§ **Supplied data**:
===

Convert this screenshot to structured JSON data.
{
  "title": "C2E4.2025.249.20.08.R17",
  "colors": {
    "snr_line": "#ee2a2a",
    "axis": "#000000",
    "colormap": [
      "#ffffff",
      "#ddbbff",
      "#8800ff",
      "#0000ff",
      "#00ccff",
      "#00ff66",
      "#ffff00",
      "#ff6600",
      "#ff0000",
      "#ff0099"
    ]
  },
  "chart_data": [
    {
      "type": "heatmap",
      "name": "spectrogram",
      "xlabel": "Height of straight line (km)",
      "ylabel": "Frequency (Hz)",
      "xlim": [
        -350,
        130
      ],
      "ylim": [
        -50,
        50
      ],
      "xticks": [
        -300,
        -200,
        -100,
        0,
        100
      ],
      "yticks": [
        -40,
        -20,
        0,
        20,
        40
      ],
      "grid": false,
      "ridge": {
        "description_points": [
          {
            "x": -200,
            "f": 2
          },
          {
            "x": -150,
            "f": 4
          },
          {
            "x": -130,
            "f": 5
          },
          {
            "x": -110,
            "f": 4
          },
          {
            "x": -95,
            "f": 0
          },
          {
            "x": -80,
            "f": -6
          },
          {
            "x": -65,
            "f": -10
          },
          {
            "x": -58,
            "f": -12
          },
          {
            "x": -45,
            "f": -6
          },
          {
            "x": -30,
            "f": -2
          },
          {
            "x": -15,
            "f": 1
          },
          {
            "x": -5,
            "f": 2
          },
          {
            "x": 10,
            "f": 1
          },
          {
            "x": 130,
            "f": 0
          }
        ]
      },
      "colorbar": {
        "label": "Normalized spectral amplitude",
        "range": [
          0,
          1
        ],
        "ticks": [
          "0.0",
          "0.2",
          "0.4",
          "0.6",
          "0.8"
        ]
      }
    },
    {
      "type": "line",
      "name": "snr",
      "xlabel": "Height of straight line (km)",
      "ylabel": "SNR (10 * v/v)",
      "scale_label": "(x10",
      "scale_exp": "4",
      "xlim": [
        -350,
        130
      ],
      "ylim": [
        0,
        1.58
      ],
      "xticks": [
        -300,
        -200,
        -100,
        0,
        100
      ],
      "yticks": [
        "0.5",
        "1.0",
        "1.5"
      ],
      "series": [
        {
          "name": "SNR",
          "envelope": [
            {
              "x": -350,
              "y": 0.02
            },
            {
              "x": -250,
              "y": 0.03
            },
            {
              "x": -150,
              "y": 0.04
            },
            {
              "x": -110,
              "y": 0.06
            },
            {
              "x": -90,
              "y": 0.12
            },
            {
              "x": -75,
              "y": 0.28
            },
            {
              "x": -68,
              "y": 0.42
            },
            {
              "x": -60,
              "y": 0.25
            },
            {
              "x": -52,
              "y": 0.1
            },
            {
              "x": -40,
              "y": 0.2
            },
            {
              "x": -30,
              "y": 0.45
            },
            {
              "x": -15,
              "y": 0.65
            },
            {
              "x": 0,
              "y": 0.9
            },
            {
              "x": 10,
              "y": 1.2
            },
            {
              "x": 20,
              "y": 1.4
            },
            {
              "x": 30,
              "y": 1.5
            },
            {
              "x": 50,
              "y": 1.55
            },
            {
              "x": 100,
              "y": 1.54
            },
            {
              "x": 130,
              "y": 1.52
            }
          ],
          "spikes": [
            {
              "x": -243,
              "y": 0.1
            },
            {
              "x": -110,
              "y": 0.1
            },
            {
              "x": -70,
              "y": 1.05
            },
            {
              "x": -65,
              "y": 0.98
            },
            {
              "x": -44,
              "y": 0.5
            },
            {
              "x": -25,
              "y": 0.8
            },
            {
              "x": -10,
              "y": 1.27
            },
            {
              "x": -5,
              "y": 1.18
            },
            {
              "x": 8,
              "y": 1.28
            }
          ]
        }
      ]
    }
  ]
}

===

§ **Goal**: Reproduce the complete set of lines precisely as supplied.

§ **Response to the task**:
Convert this screenshot to structured JSON data.
{
  "title": "C2E4.2025.249.20.08.R17",
  "colors": {
    "snr_line": "#ee2a2a",
    "axis": "#000000",
    "colormap": [
      "#ffffff",
      "#ddbbff",
      "#8800ff",
      "#0000ff",
      "#00ccff",
      "#00ff66",
      "#ffff00",
      "#ff6600",
      "#ff0000",
      "#ff0099"
    ]
  },
  "chart_data": [
    {
      "type": "heatmap",
      "name": "spectrogram",
      "xlabel": "Height of straight line (km)",
      "ylabel": "Frequency (Hz)",
      "xlim": [
        -350,
        130
      ],
      "ylim": [
        -50,
        50
      ],
      "xticks": [
        -300,
        -200,
        -100,
        0,
        100
      ],
      "yticks": [
        -40,
        -20,
        0,
        20,
        40
      ],
      "grid": false,
      "ridge": {
        "description_points": [
          {
            "x": -200,
            "f": 2
          },
          {
            "x": -150,
            "f": 4
          },
          {
            "x": -130,
            "f": 5
          },
          {
            "x": -110,
            "f": 4
          },
          {
            "x": -95,
            "f": 0
          },
          {
            "x": -80,
            "f": -6
          },
          {
            "x": -65,
            "f": -10
          },
          {
            "x": -58,
            "f": -12
          },
          {
            "x": -45,
            "f": -6
          },
          {
            "x": -30,
            "f": -2
          },
          {
            "x": -15,
            "f": 1
          },
          {
            "x": -5,
            "f": 2
          },
          {
            "x": 10,
            "f": 1
          },
          {
            "x": 130,
            "f": 0
          }
        ]
      },
      "colorbar": {
        "label": "Normalized spectral amplitude",
        "range": [
          0,
          1
        ],
        "ticks": [
          "0.0",
          "0.2",
          "0.4",
          "0.6",
          "0.8"
        ]
      }
    },
    {
      "type": "line",
      "name": "snr",
      "xlabel": "Height of straight line (km)",
      "ylabel": "SNR (10 * v/v)",
      "scale_label": "(x10",
      "scale_exp": "4",
      "xlim": [
        -350,
        130
      ],
      "ylim": [
        0,
        1.58
      ],
      "xticks": [
        -300,
        -200,
        -100,
        0,
        100
      ],
      "yticks": [
        "0.5",
        "1.0",
        "1.5"
      ],
      "series": [
        {
          "name": "SNR",
          "envelope": [
            {
              "x": -350,
              "y": 0.02
            },
            {
              "x": -250,
              "y": 0.03
            },
            {
              "x": -150,
              "y": 0.04
            },
            {
              "x": -110,
              "y": 0.06
            },
            {
              "x": -90,
              "y": 0.12
            },
            {
              "x": -75,
              "y": 0.28
            },
            {
              "x": -68,
              "y": 0.42
            },
            {
              "x": -60,
              "y": 0.25
            },
            {
              "x": -52,
              "y": 0.1
            },
            {
              "x": -40,
              "y": 0.2
            },
            {
              "x": -30,
              "y": 0.45
            },
            {
              "x": -15,
              "y": 0.65
            },
            {
              "x": 0,
              "y": 0.9
            },
            {
              "x": 10,
              "y": 1.2
            },
            {
              "x": 20,
              "y": 1.4
            },
            {
              "x": 30,
              "y": 1.5
            },
            {
              "x": 50,
              "y": 1.55
            },
            {
              "x": 100,
              "y": 1.54
            },
            {
              "x": 130,
              "y": 1.52
            }
          ],
          "spikes": [
            {
              "x": -243,
              "y": 0.1
            },
            {
              "x": -110,
              "y": 0.1
            },
            {
              "x": -70,
              "y": 1.05
            },
            {
              "x": -65,
              "y": 0.98
            },
            {
              "x": -44,
              "y": 0.5
            },
            {
              "x": -25,
              "y": 0.8
            },
            {
              "x": -10,
              "y": 1.27
            },
            {
              "x": -5,
              "y": 1.18
            },
            {
              "x": 8,
              "y": 1.28
            }
          ]
        }
      ]
    }
  ]
}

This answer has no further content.